-- Task --
Print the interview excerpt on the Higgs boson below in full, word for word.

-- Extract provided --
--
We have a whiteboard if you'd like.

JFZ:

Oh no, that's okay.

JHT:

Well, that was a great explanation of the Higgs particle.

JFZ:

Yeah, the Higgs boson is the sound wave of the field, so you clap your hands but in the vacuum of space when you slam particles together. Then this excitation you detect. I think there's a misconception that the Higgs boson itself gives mass. It's not. It's the field that gives the mass. The boson is the fingerprint that the field is there, you've measured it, so it actually has kind of a simple explanation.

JHT:

Inspired by that great explanation, I'd like to discuss your role with education and how you've viewed it throughout your career, if you've generally had a passion for education even before your PhD.
--
-- Data shown --
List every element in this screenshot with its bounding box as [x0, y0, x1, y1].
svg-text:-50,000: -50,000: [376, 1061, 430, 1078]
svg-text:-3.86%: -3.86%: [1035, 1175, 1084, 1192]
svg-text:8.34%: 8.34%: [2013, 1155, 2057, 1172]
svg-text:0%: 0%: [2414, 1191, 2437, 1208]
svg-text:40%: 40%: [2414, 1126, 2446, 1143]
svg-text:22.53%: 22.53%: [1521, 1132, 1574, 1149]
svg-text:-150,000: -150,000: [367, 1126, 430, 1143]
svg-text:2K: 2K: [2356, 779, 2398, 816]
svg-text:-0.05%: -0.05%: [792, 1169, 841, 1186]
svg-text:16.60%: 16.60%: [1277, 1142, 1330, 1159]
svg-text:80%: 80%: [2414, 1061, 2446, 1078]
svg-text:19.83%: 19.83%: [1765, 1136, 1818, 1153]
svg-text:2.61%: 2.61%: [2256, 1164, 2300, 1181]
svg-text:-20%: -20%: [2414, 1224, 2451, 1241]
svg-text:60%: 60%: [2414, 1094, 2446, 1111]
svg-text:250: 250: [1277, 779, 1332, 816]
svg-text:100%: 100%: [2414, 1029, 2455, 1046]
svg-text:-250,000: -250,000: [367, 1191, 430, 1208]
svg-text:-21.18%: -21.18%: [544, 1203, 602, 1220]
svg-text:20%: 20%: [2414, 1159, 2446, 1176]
--
-- Solution below --
We have a whiteboard if you'd like.

JFZ:

Oh no, that's okay.

JHT:

Well, that was a great explanation of the Higgs particle.

JFZ:

Yeah, the Higgs boson is the sound wave of the field, so you clap your hands but in the vacuum of space when you slam particles together. Then this excitation you detect. I think there's a misconception that the Higgs boson itself gives mass. It's not. It's the field that gives the mass. The boson is the fingerprint that the field is there, you've measured it, so it actually has kind of a simple explanation.

JHT:

Inspired by that great explanation, I'd like to discuss your role with education and how you've viewed it throughout your career, if you've generally had a passion for education even before your PhD.